■ GIVEN INSTRUCTION:
Your copy of the material below should match it exactly, except that it holds no pictures.

■ RECORDS:
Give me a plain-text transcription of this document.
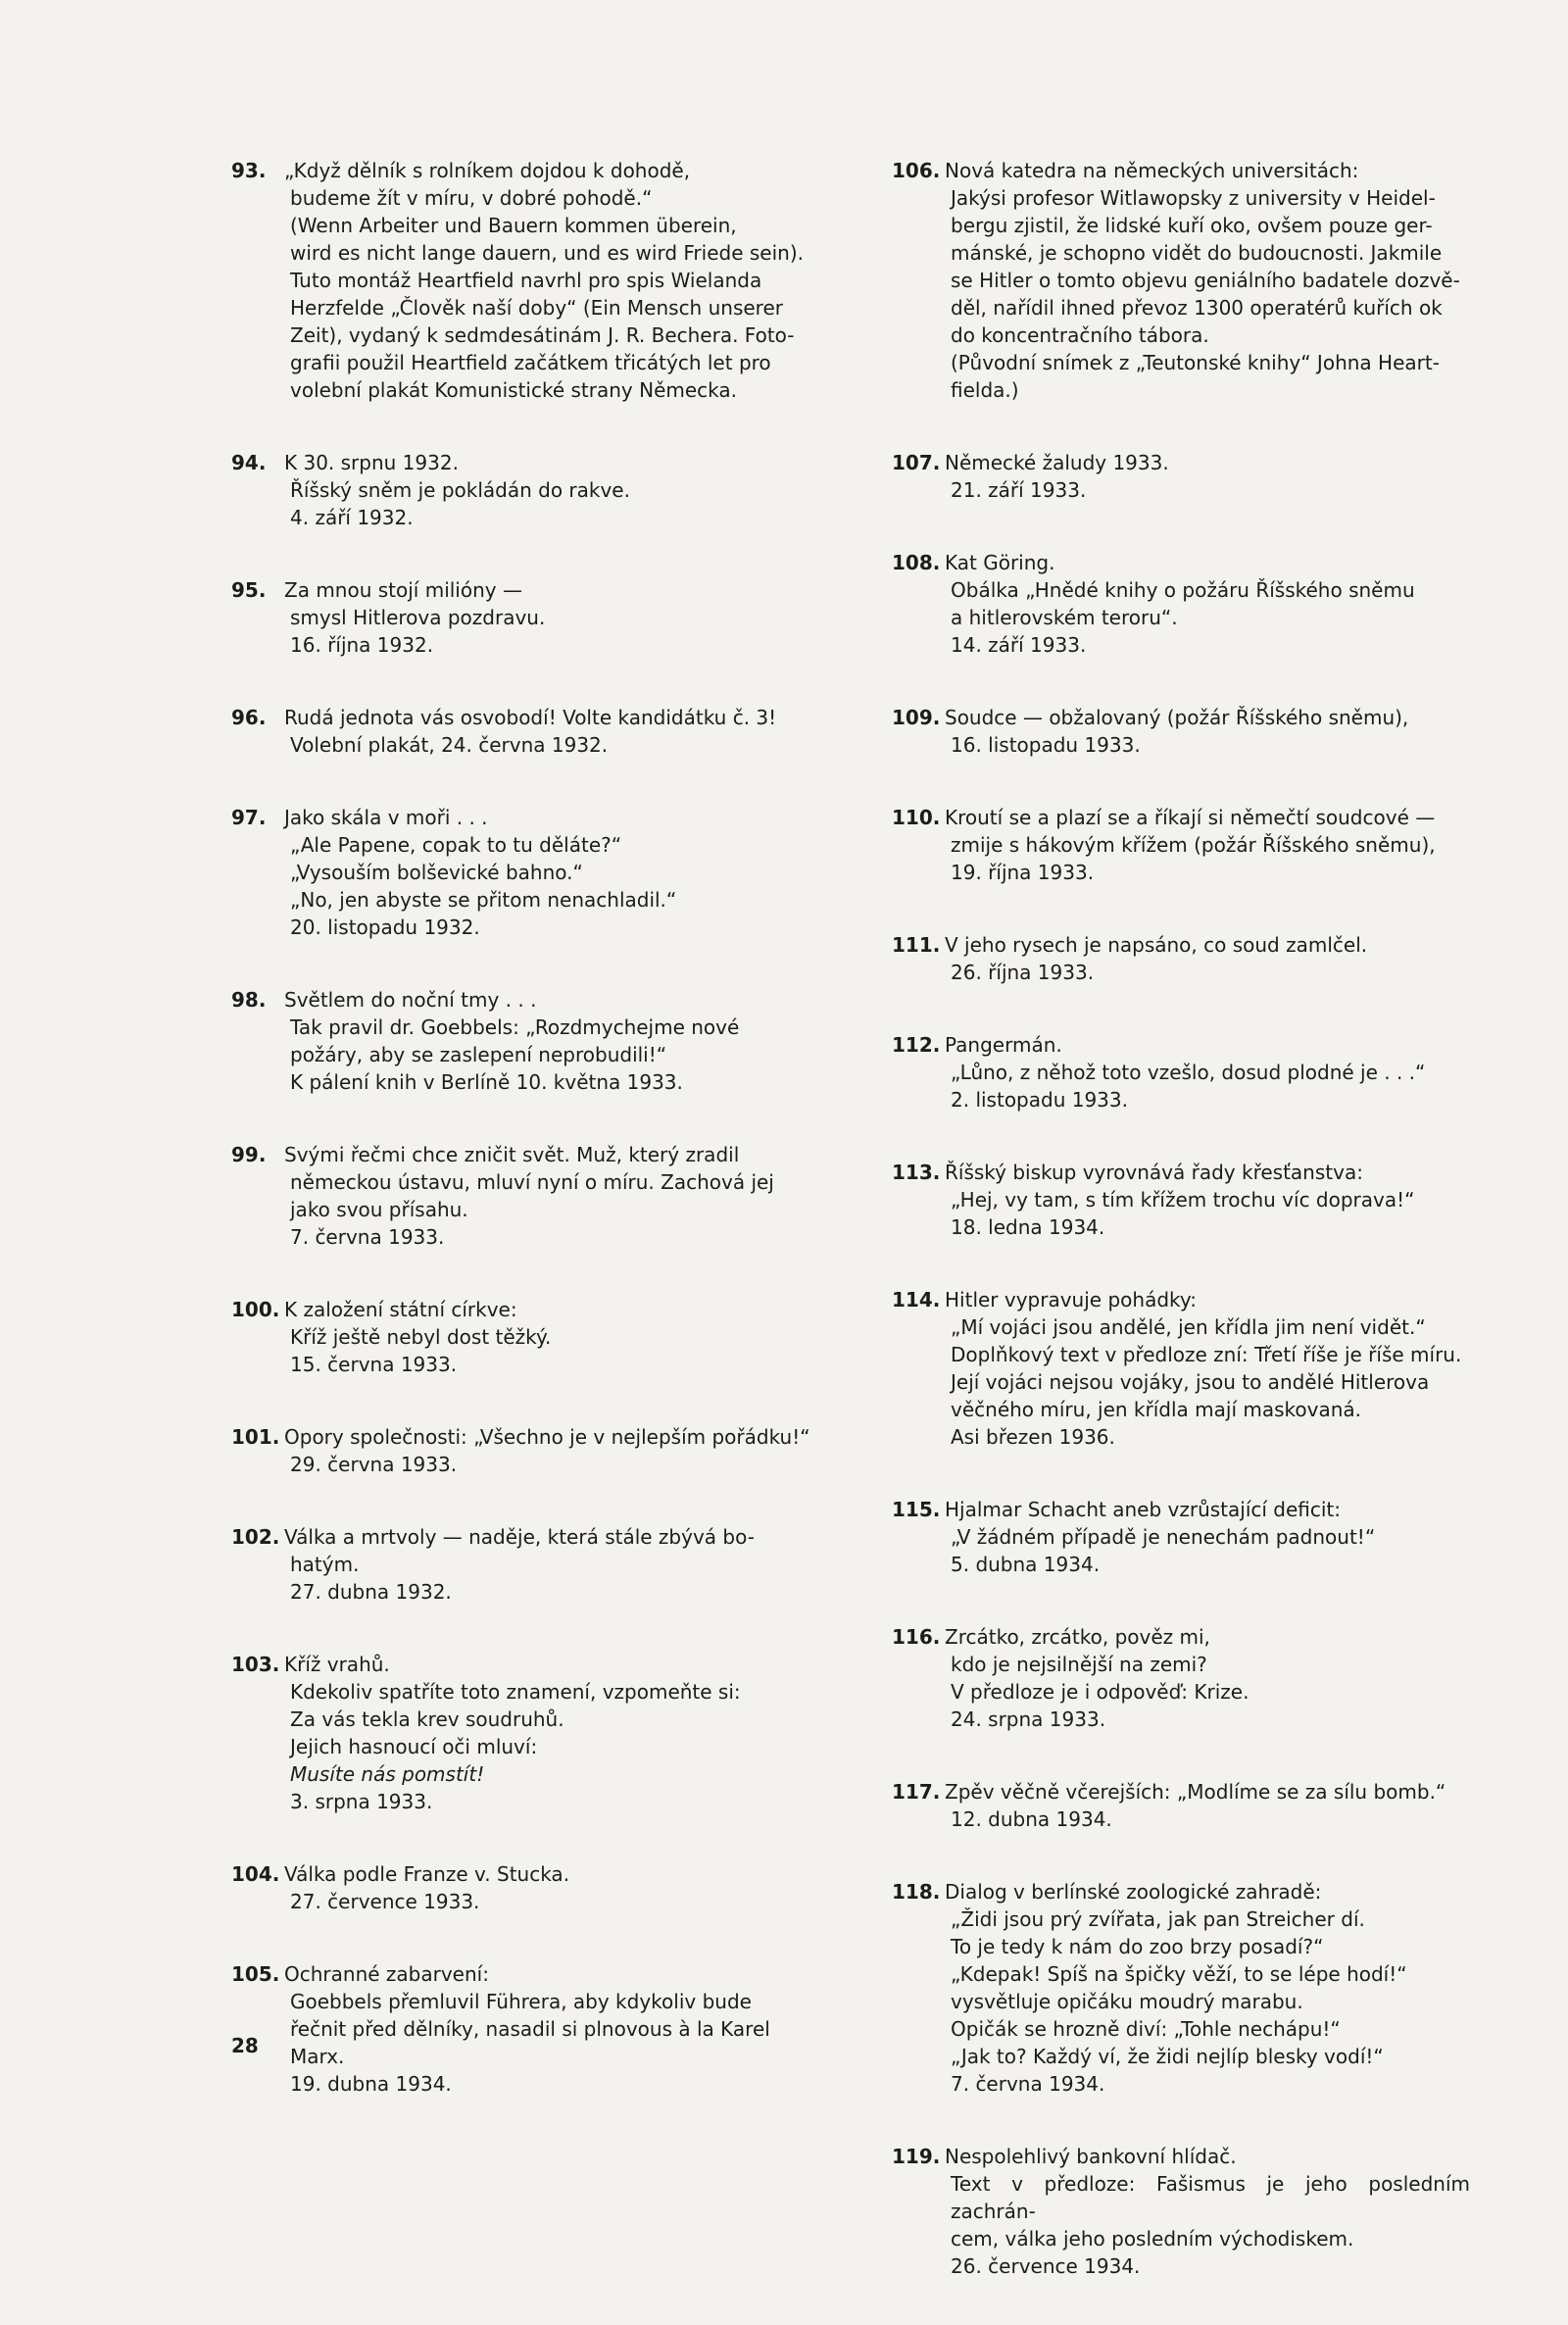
93. „Když dělník s rolníkem dojdou k dohodě,
budeme žít v míru, v dobré pohodě.“
(Wenn Arbeiter und Bauern kommen überein,
wird es nicht lange dauern, und es wird Friede sein).
Tuto montáž Heartfield navrhl pro spis Wielanda
Herzfelde „Člověk naší doby“ (Ein Mensch unserer
Zeit), vydaný k sedmdesátinám J. R. Bechera. Foto-
grafii použil Heartfield začátkem třicátých let pro
volební plakát Komunistické strany Německa.
94. K 30. srpnu 1932.
Říšský sněm je pokládán do rakve.
4. září 1932.
95. Za mnou stojí milióny —
smysl Hitlerova pozdravu.
16. října 1932.
96. Rudá jednota vás osvobodí! Volte kandidátku č. 3!
Volební plakát, 24. června 1932.
97. Jako skála v moři . . .
„Ale Papene, copak to tu děláte?“
„Vysouším bolševické bahno.“
„No, jen abyste se přitom nenachladil.“
20. listopadu 1932.
98. Světlem do noční tmy . . .
Tak pravil dr. Goebbels: „Rozdmychejme nové
požáry, aby se zaslepení neprobudili!“
K pálení knih v Berlíně 10. května 1933.
99. Svými řečmi chce zničit svět. Muž, který zradil
německou ústavu, mluví nyní o míru. Zachová jej
jako svou přísahu.
7. června 1933.
100. K založení státní církve:
Kříž ještě nebyl dost těžký.
15. června 1933.
101. Opory společnosti: „Všechno je v nejlepším pořádku!“
29. června 1933.
102. Válka a mrtvoly — naděje, která stále zbývá bo-
hatým.
27. dubna 1932.
103. Kříž vrahů.
Kdekoliv spatříte toto znamení, vzpomeňte si:
Za vás tekla krev soudruhů.
Jejich hasnoucí oči mluví:
Musíte nás pomstít!
3. srpna 1933.
104. Válka podle Franze v. Stucka.
27. července 1933.
105. Ochranné zabarvení:
Goebbels přemluvil Führera, aby kdykoliv bude
řečnit před dělníky, nasadil si plnovous à la Karel
Marx.
19. dubna 1934.
106. Nová katedra na německých universitách:
Jakýsi profesor Witlawopsky z university v Heidel-
bergu zjistil, že lidské kuří oko, ovšem pouze ger-
mánské, je schopno vidět do budoucnosti. Jakmile
se Hitler o tomto objevu geniálního badatele dozvě-
děl, nařídil ihned převoz 1300 operatérů kuřích ok
do koncentračního tábora.
(Původní snímek z „Teutonské knihy“ Johna Heart-
fielda.)
107. Německé žaludy 1933.
21. září 1933.
108. Kat Göring.
Obálka „Hnědé knihy o požáru Říšského sněmu
a hitlerovském teroru“.
14. září 1933.
109. Soudce — obžalovaný (požár Říšského sněmu),
16. listopadu 1933.
110. Kroutí se a plazí se a říkají si němečtí soudcové —
zmije s hákovým křížem (požár Říšského sněmu),
19. října 1933.
111. V jeho rysech je napsáno, co soud zamlčel.
26. října 1933.
112. Pangermán.
„Lůno, z něhož toto vzešlo, dosud plodné je . . .“
2. listopadu 1933.
113. Říšský biskup vyrovnává řady křesťanstva:
„Hej, vy tam, s tím křížem trochu víc doprava!“
18. ledna 1934.
114. Hitler vypravuje pohádky:
„Mí vojáci jsou andělé, jen křídla jim není vidět.“
Doplňkový text v předloze zní: Třetí říše je říše míru.
Její vojáci nejsou vojáky, jsou to andělé Hitlerova
věčného míru, jen křídla mají maskovaná.
Asi březen 1936.
115. Hjalmar Schacht aneb vzrůstající deficit:
„V žádném případě je nenechám padnout!“
5. dubna 1934.
116. Zrcátko, zrcátko, pověz mi,
kdo je nejsilnější na zemi?
V předloze je i odpověď: Krize.
24. srpna 1933.
117. Zpěv věčně včerejších: „Modlíme se za sílu bomb.“
12. dubna 1934.
118. Dialog v berlínské zoologické zahradě:
„Židi jsou prý zvířata, jak pan Streicher dí.
To je tedy k nám do zoo brzy posadí?“
„Kdepak! Spíš na špičky věží, to se lépe hodí!“
vysvětluje opičáku moudrý marabu.
Opičák se hrozně diví: „Tohle nechápu!“
„Jak to? Každý ví, že židi nejlíp blesky vodí!“
7. června 1934.
119. Nespolehlivý bankovní hlídač.
Text v předloze: Fašismus je jeho posledním zachrán-
cem, válka jeho posledním východiskem.
26. července 1934.
28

■ OUTPUT OF THE EXERCISE:
Give me a plain-text transcription of this document.
93. „Když dělník s rolníkem dojdou k dohodě,
budeme žít v míru, v dobré pohodě.“
(Wenn Arbeiter und Bauern kommen überein,
wird es nicht lange dauern, und es wird Friede sein).
Tuto montáž Heartfield navrhl pro spis Wielanda
Herzfelde „Člověk naší doby“ (Ein Mensch unserer
Zeit), vydaný k sedmdesátinám J. R. Bechera. Foto-
grafii použil Heartfield začátkem třicátých let pro
volební plakát Komunistické strany Německa.
94. K 30. srpnu 1932.
Říšský sněm je pokládán do rakve.
4. září 1932.
95. Za mnou stojí milióny —
smysl Hitlerova pozdravu.
16. října 1932.
96. Rudá jednota vás osvobodí! Volte kandidátku č. 3!
Volební plakát, 24. června 1932.
97. Jako skála v moři . . .
„Ale Papene, copak to tu děláte?“
„Vysouším bolševické bahno.“
„No, jen abyste se přitom nenachladil.“
20. listopadu 1932.
98. Světlem do noční tmy . . .
Tak pravil dr. Goebbels: „Rozdmychejme nové
požáry, aby se zaslepení neprobudili!“
K pálení knih v Berlíně 10. května 1933.
99. Svými řečmi chce zničit svět. Muž, který zradil
německou ústavu, mluví nyní o míru. Zachová jej
jako svou přísahu.
7. června 1933.
100. K založení státní církve:
Kříž ještě nebyl dost těžký.
15. června 1933.
101. Opory společnosti: „Všechno je v nejlepším pořádku!“
29. června 1933.
102. Válka a mrtvoly — naděje, která stále zbývá bo-
hatým.
27. dubna 1932.
103. Kříž vrahů.
Kdekoliv spatříte toto znamení, vzpomeňte si:
Za vás tekla krev soudruhů.
Jejich hasnoucí oči mluví:
Musíte nás pomstít!
3. srpna 1933.
104. Válka podle Franze v. Stucka.
27. července 1933.
105. Ochranné zabarvení:
Goebbels přemluvil Führera, aby kdykoliv bude
řečnit před dělníky, nasadil si plnovous à la Karel
Marx.
19. dubna 1934.
106. Nová katedra na německých universitách:
Jakýsi profesor Witlawopsky z university v Heidel-
bergu zjistil, že lidské kuří oko, ovšem pouze ger-
mánské, je schopno vidět do budoucnosti. Jakmile
se Hitler o tomto objevu geniálního badatele dozvě-
děl, nařídil ihned převoz 1300 operatérů kuřích ok
do koncentračního tábora.
(Původní snímek z „Teutonské knihy“ Johna Heart-
fielda.)
107. Německé žaludy 1933.
21. září 1933.
108. Kat Göring.
Obálka „Hnědé knihy o požáru Říšského sněmu
a hitlerovském teroru“.
14. září 1933.
109. Soudce — obžalovaný (požár Říšského sněmu),
16. listopadu 1933.
110. Kroutí se a plazí se a říkají si němečtí soudcové —
zmije s hákovým křížem (požár Říšského sněmu),
19. října 1933.
111. V jeho rysech je napsáno, co soud zamlčel.
26. října 1933.
112. Pangermán.
„Lůno, z něhož toto vzešlo, dosud plodné je . . .“
2. listopadu 1933.
113. Říšský biskup vyrovnává řady křesťanstva:
„Hej, vy tam, s tím křížem trochu víc doprava!“
18. ledna 1934.
114. Hitler vypravuje pohádky:
„Mí vojáci jsou andělé, jen křídla jim není vidět.“
Doplňkový text v předloze zní: Třetí říše je říše míru.
Její vojáci nejsou vojáky, jsou to andělé Hitlerova
věčného míru, jen křídla mají maskovaná.
Asi březen 1936.
115. Hjalmar Schacht aneb vzrůstající deficit:
„V žádném případě je nenechám padnout!“
5. dubna 1934.
116. Zrcátko, zrcátko, pověz mi,
kdo je nejsilnější na zemi?
V předloze je i odpověď: Krize.
24. srpna 1933.
117. Zpěv věčně včerejších: „Modlíme se za sílu bomb.“
12. dubna 1934.
118. Dialog v berlínské zoologické zahradě:
„Židi jsou prý zvířata, jak pan Streicher dí.
To je tedy k nám do zoo brzy posadí?“
„Kdepak! Spíš na špičky věží, to se lépe hodí!“
vysvětluje opičáku moudrý marabu.
Opičák se hrozně diví: „Tohle nechápu!“
„Jak to? Každý ví, že židi nejlíp blesky vodí!“
7. června 1934.
119. Nespolehlivý bankovní hlídač.
Text v předloze: Fašismus je jeho posledním zachrán-
cem, válka jeho posledním východiskem.
26. července 1934.
28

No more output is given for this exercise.